**Description of the task:** Which lines include the word "only"? Copy each of them.

[Records excerpted from a collection]
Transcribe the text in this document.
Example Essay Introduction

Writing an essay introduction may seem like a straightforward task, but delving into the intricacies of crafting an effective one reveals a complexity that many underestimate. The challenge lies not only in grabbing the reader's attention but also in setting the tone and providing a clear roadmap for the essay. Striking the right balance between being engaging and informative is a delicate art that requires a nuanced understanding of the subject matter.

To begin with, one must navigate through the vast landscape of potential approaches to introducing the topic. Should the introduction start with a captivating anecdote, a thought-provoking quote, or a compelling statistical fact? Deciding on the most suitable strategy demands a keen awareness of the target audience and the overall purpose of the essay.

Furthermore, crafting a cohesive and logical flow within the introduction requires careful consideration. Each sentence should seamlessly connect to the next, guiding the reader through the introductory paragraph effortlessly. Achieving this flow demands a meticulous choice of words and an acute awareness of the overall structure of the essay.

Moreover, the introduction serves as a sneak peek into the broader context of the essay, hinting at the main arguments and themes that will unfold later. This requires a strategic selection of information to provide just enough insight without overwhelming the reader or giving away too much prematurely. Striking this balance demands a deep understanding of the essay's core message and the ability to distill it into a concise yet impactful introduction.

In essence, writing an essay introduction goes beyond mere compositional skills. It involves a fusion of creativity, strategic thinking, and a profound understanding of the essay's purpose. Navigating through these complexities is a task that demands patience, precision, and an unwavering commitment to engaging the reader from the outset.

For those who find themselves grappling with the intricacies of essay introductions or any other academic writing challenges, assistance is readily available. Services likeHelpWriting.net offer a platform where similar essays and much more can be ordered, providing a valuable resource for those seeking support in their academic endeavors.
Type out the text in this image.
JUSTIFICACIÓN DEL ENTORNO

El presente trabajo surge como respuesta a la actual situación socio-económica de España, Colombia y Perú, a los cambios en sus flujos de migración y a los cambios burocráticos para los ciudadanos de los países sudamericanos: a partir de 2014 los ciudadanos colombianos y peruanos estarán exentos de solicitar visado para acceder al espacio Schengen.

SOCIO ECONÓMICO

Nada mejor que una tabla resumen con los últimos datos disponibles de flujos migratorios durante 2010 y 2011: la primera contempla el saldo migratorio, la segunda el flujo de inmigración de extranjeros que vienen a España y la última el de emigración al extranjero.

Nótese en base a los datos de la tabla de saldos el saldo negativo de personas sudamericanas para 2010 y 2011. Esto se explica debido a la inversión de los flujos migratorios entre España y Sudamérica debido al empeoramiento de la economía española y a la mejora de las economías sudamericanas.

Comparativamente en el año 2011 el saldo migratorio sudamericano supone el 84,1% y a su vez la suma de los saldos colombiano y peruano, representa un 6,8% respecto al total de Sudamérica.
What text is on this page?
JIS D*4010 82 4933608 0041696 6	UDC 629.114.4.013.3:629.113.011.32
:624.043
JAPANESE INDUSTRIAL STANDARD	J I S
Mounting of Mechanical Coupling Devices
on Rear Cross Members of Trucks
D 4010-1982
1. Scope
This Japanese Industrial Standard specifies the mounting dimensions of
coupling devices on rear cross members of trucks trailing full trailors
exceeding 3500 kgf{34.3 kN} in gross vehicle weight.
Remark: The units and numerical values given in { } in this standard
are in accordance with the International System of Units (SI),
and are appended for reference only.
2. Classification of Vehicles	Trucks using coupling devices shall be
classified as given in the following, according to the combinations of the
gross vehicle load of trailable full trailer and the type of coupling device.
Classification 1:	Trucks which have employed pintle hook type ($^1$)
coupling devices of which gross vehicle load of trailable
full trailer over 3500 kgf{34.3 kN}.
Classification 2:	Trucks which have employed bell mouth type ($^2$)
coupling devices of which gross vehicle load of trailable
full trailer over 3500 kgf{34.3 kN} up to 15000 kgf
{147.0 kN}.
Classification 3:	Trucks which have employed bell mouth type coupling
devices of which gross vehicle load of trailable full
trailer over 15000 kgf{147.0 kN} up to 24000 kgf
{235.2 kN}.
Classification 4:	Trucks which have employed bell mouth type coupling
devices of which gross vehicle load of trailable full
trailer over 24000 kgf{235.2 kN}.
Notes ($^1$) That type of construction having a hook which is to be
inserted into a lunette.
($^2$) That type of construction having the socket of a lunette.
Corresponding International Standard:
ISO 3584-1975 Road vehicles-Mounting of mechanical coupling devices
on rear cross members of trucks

**Exercise result:**
Writing an essay introduction may seem like a straightforward task, but delving into the intricacies of crafting an effective one reveals a complexity that many underestimate. The challenge lies not only in grabbing the reader's attention but also in setting the tone and providing a clear roadmap for the essay. Striking the right balance between being engaging and informative is a delicate art that requires a nuanced understanding of the subject matter.
and are appended for reference only.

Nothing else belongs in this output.